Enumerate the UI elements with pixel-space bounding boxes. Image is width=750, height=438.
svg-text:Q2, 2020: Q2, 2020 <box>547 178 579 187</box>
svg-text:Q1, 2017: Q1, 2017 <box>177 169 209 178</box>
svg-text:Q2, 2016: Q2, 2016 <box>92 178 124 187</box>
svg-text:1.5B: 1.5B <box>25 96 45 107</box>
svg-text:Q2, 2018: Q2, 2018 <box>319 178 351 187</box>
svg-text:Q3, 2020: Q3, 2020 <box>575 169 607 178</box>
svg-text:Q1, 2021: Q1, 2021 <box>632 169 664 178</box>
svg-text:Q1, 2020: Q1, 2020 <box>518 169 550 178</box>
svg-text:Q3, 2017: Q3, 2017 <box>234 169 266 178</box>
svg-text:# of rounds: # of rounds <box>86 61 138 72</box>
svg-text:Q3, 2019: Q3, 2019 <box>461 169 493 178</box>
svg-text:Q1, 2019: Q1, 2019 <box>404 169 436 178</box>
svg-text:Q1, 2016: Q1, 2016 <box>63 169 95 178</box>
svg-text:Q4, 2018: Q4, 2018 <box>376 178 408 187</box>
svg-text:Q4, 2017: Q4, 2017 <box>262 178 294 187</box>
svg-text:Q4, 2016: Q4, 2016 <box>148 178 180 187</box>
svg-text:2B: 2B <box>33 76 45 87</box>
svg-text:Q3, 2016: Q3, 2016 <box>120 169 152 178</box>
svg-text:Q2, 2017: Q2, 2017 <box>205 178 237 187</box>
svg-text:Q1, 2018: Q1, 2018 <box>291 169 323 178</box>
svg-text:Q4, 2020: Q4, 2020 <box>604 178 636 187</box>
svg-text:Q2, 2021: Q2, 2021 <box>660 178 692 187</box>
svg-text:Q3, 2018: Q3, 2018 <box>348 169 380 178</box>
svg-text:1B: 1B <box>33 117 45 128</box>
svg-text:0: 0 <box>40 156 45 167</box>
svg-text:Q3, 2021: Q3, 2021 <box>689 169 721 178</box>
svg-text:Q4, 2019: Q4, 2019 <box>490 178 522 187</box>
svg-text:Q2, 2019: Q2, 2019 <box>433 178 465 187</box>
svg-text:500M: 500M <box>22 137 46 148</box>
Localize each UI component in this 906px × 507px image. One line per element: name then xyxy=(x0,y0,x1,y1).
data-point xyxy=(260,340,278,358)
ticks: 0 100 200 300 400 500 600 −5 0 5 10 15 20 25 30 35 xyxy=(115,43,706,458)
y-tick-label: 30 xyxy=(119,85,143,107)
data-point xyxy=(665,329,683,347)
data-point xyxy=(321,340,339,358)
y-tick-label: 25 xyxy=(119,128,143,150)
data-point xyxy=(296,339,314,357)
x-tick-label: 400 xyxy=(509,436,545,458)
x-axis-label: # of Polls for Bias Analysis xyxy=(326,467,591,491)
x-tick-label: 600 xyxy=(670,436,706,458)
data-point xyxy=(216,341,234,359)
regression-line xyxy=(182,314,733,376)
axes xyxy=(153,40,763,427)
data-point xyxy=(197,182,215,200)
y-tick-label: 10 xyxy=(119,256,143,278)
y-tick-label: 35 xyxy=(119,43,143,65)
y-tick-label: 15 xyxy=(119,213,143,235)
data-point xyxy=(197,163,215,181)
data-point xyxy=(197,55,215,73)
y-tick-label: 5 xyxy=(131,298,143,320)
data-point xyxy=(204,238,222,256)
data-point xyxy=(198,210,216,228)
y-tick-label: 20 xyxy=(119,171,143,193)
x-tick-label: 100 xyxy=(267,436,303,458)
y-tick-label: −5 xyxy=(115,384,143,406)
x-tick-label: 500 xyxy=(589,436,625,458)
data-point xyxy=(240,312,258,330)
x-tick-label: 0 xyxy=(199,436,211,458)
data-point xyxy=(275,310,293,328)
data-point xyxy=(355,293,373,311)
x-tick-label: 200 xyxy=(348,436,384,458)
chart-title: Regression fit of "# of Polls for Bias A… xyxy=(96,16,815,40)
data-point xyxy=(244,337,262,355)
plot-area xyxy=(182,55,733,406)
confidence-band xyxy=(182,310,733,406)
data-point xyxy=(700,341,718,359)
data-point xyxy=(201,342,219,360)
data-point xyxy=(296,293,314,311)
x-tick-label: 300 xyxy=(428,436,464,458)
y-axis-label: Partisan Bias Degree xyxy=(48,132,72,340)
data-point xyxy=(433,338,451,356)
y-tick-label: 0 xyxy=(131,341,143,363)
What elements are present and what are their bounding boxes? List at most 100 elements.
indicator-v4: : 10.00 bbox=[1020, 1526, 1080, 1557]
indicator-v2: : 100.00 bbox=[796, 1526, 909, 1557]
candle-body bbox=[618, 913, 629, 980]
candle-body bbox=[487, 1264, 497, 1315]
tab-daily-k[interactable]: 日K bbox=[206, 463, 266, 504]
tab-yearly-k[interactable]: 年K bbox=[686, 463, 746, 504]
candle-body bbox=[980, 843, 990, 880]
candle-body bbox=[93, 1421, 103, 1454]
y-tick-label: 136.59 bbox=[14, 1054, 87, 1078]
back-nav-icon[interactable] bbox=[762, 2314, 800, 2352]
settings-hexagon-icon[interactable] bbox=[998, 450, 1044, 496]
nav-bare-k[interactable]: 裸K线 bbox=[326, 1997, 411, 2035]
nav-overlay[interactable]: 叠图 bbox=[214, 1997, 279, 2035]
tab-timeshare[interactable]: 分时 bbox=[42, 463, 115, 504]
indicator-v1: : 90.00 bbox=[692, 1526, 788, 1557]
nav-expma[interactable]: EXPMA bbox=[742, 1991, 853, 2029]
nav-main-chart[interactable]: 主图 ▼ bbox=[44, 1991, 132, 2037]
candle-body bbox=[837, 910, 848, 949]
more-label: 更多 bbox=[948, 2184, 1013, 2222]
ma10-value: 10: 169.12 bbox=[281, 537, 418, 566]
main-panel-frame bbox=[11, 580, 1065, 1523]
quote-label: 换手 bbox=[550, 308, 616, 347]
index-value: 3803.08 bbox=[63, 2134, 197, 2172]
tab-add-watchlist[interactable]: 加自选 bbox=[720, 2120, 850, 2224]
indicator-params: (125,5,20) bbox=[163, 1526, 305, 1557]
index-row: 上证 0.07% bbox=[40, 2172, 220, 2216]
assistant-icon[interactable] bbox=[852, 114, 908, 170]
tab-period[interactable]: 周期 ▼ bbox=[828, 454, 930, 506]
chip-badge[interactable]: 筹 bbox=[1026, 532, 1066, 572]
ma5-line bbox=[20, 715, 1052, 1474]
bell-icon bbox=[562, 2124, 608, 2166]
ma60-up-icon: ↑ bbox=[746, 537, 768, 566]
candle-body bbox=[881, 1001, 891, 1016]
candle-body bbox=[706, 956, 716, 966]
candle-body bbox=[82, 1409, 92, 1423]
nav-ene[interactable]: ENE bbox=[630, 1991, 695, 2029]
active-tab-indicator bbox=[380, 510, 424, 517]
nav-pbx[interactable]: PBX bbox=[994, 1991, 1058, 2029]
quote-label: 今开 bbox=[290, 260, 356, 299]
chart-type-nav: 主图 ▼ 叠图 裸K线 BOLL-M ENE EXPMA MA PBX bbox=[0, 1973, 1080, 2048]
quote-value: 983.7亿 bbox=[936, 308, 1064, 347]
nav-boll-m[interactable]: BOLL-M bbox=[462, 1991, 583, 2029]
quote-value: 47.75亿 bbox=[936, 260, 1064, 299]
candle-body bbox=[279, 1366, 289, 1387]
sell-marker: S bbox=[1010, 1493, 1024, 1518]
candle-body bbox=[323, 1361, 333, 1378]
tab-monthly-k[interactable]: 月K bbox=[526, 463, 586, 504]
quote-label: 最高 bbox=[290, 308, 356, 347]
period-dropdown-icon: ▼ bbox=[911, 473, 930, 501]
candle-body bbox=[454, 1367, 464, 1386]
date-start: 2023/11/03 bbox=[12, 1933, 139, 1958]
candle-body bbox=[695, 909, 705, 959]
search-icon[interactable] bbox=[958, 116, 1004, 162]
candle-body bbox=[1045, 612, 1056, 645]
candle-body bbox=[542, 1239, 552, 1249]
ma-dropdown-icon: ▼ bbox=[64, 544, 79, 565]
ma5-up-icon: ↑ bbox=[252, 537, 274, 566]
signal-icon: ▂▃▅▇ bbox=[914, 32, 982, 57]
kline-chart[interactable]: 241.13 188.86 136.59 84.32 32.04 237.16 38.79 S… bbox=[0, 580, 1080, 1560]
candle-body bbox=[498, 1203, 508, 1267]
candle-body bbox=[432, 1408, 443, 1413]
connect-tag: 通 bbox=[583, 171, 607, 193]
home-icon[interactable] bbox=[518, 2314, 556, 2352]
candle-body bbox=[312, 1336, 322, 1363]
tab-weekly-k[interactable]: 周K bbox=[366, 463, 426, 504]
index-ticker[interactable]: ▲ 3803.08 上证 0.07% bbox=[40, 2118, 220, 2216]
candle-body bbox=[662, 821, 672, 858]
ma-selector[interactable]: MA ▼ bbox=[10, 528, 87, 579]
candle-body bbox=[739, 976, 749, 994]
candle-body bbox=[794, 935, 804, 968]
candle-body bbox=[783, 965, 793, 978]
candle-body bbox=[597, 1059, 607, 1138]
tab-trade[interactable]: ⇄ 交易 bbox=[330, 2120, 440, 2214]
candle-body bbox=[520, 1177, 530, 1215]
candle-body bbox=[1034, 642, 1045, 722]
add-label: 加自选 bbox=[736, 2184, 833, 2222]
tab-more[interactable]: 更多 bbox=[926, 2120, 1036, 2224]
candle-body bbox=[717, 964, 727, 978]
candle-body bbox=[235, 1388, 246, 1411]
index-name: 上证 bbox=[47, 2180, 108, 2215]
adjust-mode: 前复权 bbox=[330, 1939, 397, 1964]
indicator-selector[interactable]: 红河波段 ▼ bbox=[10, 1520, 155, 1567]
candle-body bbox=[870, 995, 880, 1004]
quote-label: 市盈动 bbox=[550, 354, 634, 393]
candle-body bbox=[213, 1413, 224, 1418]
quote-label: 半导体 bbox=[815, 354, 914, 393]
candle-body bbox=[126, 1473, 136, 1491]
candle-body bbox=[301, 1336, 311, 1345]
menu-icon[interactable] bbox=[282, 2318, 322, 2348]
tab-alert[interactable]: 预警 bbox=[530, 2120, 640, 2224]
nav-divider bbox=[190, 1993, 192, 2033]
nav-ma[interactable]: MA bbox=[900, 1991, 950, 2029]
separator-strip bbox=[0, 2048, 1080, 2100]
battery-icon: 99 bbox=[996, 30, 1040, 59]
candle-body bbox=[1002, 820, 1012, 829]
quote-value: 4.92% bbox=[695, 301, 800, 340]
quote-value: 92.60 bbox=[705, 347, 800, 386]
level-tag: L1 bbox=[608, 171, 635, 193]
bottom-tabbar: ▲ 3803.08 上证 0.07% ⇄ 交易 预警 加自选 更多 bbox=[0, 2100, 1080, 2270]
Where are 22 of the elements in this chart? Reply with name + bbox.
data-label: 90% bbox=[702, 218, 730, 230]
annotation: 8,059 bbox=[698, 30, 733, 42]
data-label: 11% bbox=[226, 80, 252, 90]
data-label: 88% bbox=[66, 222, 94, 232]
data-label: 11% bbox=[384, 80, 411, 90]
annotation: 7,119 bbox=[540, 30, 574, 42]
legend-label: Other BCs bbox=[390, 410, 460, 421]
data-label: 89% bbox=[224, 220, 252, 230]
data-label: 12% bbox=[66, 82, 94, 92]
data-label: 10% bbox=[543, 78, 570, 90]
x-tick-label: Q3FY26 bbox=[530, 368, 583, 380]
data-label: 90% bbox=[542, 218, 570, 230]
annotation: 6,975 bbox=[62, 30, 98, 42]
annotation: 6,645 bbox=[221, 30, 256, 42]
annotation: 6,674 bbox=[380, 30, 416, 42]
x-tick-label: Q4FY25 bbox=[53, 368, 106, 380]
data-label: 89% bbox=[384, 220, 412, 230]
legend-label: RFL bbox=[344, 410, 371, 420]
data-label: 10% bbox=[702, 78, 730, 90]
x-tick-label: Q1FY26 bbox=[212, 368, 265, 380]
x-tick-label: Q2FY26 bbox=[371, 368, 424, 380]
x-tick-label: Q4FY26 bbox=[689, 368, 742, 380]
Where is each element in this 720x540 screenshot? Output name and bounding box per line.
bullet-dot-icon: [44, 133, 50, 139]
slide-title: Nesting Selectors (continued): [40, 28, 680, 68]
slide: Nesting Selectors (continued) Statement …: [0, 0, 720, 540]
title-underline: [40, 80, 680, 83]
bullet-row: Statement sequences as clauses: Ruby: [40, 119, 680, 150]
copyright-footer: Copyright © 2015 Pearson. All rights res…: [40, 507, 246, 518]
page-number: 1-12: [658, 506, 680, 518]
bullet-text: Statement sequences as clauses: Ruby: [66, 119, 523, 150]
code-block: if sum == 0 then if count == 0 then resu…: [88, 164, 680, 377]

(Description of the task) Pick out each line above that contains the word "slide", and copy those lines.

(Finished exercise)
slide-title: Nesting Selectors (continued): [40, 28, 680, 68]
slide: Nesting Selectors (continued) Statement …: [0, 0, 720, 540]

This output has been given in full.